++++ Given records ++++

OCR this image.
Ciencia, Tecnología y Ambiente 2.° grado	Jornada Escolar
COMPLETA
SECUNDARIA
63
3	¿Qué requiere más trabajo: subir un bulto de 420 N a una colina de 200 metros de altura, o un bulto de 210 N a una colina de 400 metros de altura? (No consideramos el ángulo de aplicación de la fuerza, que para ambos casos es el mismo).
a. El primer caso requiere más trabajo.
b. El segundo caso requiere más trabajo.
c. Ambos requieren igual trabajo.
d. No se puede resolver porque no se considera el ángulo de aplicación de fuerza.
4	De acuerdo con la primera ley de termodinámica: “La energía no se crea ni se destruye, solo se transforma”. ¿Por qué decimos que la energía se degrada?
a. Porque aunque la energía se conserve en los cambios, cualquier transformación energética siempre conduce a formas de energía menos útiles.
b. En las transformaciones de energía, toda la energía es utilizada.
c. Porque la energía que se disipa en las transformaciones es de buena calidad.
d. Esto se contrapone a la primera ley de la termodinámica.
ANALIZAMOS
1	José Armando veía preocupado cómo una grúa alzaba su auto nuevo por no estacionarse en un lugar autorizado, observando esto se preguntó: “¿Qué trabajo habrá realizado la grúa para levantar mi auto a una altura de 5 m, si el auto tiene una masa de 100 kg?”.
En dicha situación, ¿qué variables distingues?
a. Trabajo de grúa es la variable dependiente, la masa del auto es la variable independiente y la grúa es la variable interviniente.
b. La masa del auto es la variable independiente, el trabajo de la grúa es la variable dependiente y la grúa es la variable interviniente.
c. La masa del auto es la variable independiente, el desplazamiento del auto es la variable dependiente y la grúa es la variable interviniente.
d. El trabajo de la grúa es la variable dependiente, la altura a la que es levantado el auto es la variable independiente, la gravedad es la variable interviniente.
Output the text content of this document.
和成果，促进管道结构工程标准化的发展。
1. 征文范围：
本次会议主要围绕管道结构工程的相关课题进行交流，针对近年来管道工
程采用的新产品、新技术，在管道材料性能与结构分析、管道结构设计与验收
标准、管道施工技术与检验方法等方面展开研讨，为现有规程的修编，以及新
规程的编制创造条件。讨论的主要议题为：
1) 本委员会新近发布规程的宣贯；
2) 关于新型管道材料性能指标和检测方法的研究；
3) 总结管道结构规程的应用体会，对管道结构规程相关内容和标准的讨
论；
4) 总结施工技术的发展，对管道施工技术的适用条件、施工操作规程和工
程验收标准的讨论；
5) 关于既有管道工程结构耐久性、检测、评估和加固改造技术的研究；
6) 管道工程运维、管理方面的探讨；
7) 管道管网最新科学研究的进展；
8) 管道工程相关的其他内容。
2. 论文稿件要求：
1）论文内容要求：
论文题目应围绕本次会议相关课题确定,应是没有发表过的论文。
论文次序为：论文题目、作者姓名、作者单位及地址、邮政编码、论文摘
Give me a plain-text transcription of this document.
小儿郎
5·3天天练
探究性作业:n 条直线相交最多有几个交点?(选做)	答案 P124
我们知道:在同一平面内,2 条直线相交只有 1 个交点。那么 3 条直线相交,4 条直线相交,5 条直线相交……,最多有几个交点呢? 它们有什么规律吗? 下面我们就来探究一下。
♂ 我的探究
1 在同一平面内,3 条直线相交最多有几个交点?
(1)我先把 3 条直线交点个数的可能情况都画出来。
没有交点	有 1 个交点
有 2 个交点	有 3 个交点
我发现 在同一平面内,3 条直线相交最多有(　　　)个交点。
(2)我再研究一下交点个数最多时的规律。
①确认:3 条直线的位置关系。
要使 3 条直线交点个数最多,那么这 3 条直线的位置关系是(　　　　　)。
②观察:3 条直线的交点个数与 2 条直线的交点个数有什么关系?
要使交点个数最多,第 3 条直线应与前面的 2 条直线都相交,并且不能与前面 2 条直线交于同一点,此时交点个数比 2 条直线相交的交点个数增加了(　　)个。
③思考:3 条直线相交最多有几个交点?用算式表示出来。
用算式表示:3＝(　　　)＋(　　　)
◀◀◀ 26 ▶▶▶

++++

- _Instruction_
Copy all of the material word for word.

- _Reply to the exercise_
OCR this image.
Ciencia, Tecnología y Ambiente 2.° grado	Jornada Escolar
COMPLETA
SECUNDARIA
63
3	¿Qué requiere más trabajo: subir un bulto de 420 N a una colina de 200 metros de altura, o un bulto de 210 N a una colina de 400 metros de altura? (No consideramos el ángulo de aplicación de la fuerza, que para ambos casos es el mismo).
a. El primer caso requiere más trabajo.
b. El segundo caso requiere más trabajo.
c. Ambos requieren igual trabajo.
d. No se puede resolver porque no se considera el ángulo de aplicación de fuerza.
4	De acuerdo con la primera ley de termodinámica: “La energía no se crea ni se destruye, solo se transforma”. ¿Por qué decimos que la energía se degrada?
a. Porque aunque la energía se conserve en los cambios, cualquier transformación energética siempre conduce a formas de energía menos útiles.
b. En las transformaciones de energía, toda la energía es utilizada.
c. Porque la energía que se disipa en las transformaciones es de buena calidad.
d. Esto se contrapone a la primera ley de la termodinámica.
ANALIZAMOS
1	José Armando veía preocupado cómo una grúa alzaba su auto nuevo por no estacionarse en un lugar autorizado, observando esto se preguntó: “¿Qué trabajo habrá realizado la grúa para levantar mi auto a una altura de 5 m, si el auto tiene una masa de 100 kg?”.
En dicha situación, ¿qué variables distingues?
a. Trabajo de grúa es la variable dependiente, la masa del auto es la variable independiente y la grúa es la variable interviniente.
b. La masa del auto es la variable independiente, el trabajo de la grúa es la variable dependiente y la grúa es la variable interviniente.
c. La masa del auto es la variable independiente, el desplazamiento del auto es la variable dependiente y la grúa es la variable interviniente.
d. El trabajo de la grúa es la variable dependiente, la altura a la que es levantado el auto es la variable independiente, la gravedad es la variable interviniente.
Output the text content of this document.
和成果，促进管道结构工程标准化的发展。
1. 征文范围：
本次会议主要围绕管道结构工程的相关课题进行交流，针对近年来管道工
程采用的新产品、新技术，在管道材料性能与结构分析、管道结构设计与验收
标准、管道施工技术与检验方法等方面展开研讨，为现有规程的修编，以及新
规程的编制创造条件。讨论的主要议题为：
1) 本委员会新近发布规程的宣贯；
2) 关于新型管道材料性能指标和检测方法的研究；
3) 总结管道结构规程的应用体会，对管道结构规程相关内容和标准的讨
论；
4) 总结施工技术的发展，对管道施工技术的适用条件、施工操作规程和工
程验收标准的讨论；
5) 关于既有管道工程结构耐久性、检测、评估和加固改造技术的研究；
6) 管道工程运维、管理方面的探讨；
7) 管道管网最新科学研究的进展；
8) 管道工程相关的其他内容。
2. 论文稿件要求：
1）论文内容要求：
论文题目应围绕本次会议相关课题确定,应是没有发表过的论文。
论文次序为：论文题目、作者姓名、作者单位及地址、邮政编码、论文摘
Give me a plain-text transcription of this document.
小儿郎
5·3天天练
探究性作业:n 条直线相交最多有几个交点?(选做)	答案 P124
我们知道:在同一平面内,2 条直线相交只有 1 个交点。那么 3 条直线相交,4 条直线相交,5 条直线相交……,最多有几个交点呢? 它们有什么规律吗? 下面我们就来探究一下。
♂ 我的探究
1 在同一平面内,3 条直线相交最多有几个交点?
(1)我先把 3 条直线交点个数的可能情况都画出来。
没有交点	有 1 个交点
有 2 个交点	有 3 个交点
我发现 在同一平面内,3 条直线相交最多有(　　　)个交点。
(2)我再研究一下交点个数最多时的规律。
①确认:3 条直线的位置关系。
要使 3 条直线交点个数最多,那么这 3 条直线的位置关系是(　　　　　)。
②观察:3 条直线的交点个数与 2 条直线的交点个数有什么关系?
要使交点个数最多,第 3 条直线应与前面的 2 条直线都相交,并且不能与前面 2 条直线交于同一点,此时交点个数比 2 条直线相交的交点个数增加了(　　)个。
③思考:3 条直线相交最多有几个交点?用算式表示出来。
用算式表示:3＝(　　　)＋(　　　)
◀◀◀ 26 ▶▶▶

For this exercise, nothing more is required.